## begin MATERIAL FOR THE TASK
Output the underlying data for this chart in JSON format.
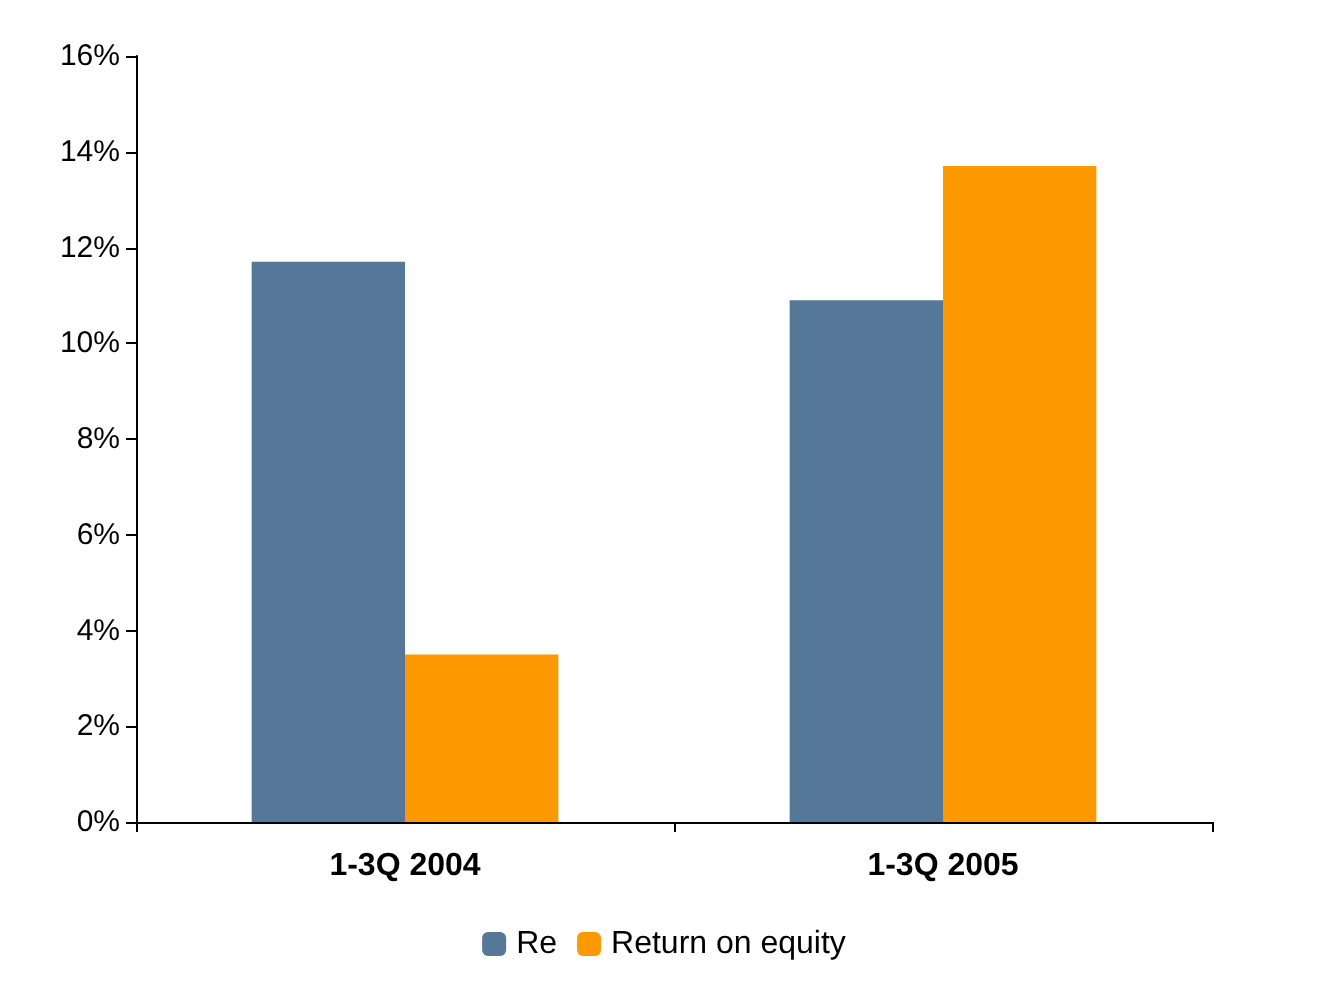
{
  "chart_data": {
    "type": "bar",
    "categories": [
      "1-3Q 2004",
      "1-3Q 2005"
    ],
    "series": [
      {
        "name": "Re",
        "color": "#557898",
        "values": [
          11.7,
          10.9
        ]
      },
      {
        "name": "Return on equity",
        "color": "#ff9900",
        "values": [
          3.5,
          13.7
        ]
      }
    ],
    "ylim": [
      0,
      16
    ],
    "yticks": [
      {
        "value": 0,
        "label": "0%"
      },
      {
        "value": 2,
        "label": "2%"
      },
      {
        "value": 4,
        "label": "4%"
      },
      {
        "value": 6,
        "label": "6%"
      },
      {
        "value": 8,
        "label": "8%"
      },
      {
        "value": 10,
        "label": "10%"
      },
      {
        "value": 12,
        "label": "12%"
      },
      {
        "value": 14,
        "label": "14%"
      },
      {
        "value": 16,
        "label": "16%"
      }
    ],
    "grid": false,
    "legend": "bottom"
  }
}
## end MATERIAL FOR THE TASK
## begin MATERIAL FOR THE TASK
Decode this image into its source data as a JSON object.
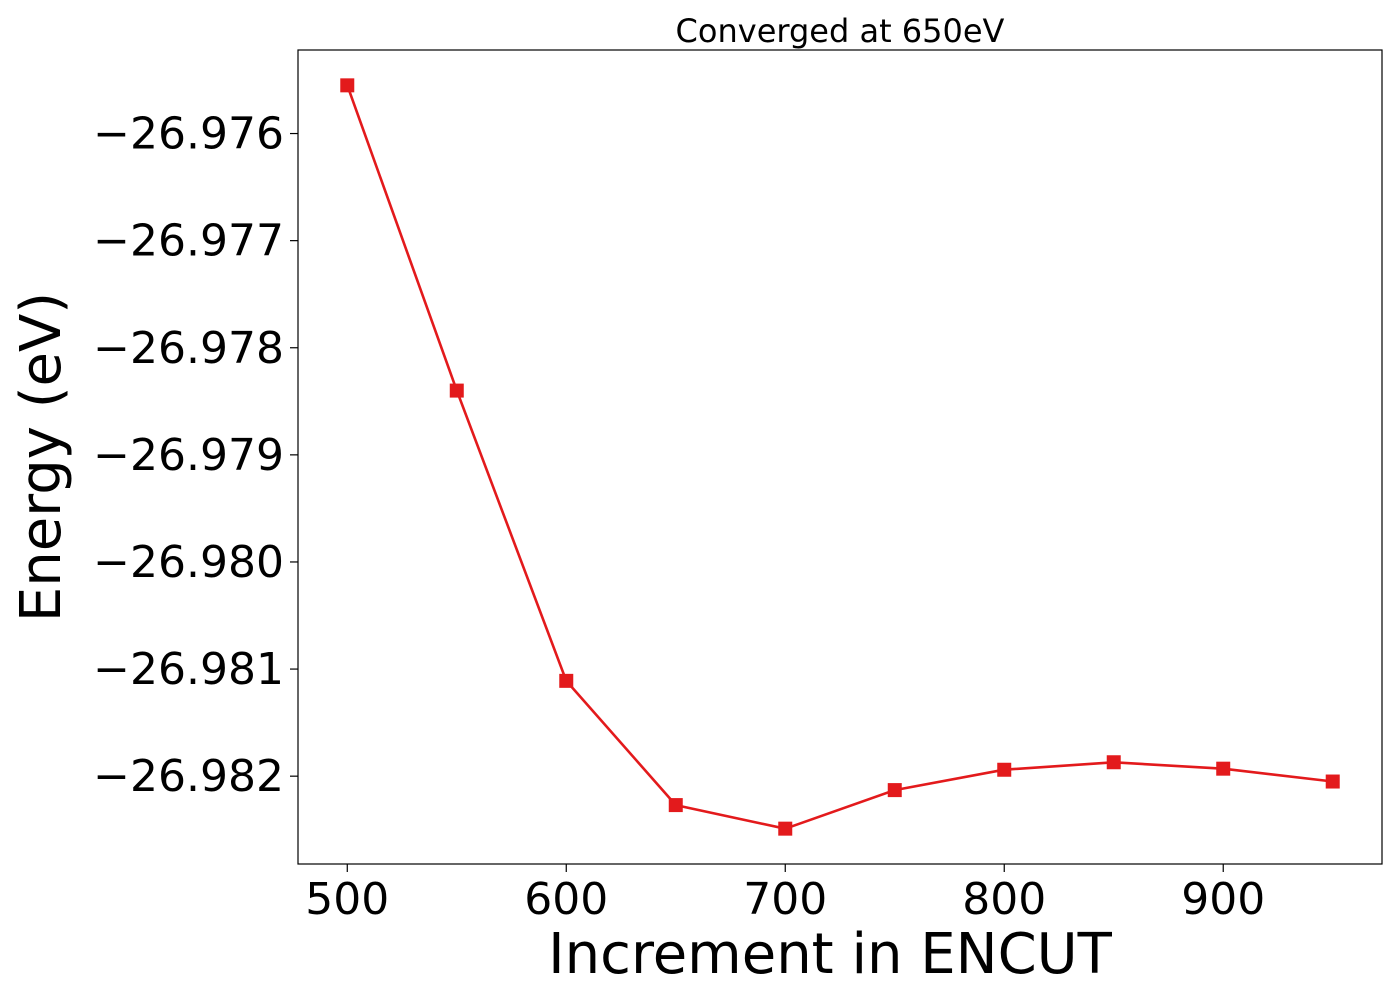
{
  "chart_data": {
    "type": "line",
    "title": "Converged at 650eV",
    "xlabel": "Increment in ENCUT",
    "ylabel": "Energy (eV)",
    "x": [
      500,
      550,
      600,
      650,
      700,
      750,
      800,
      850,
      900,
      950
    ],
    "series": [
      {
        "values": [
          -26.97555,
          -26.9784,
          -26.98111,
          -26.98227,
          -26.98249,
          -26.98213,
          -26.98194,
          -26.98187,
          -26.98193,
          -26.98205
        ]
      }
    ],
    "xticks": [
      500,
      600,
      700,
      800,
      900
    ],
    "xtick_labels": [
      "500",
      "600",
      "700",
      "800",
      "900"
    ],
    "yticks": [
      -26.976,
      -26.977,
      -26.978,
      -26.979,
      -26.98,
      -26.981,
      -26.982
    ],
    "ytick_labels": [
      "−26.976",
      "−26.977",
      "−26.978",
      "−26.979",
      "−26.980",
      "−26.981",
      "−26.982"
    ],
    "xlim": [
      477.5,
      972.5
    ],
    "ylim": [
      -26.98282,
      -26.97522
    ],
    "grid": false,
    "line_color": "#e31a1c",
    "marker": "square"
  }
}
## end MATERIAL FOR THE TASK
*YOUR OBJECTIVE*:
Read the entries above, then pull out the lines that include "JSON".

*THE RESPONSE*:
Output the underlying data for this chart in JSON format.
Decode this image into its source data as a JSON object.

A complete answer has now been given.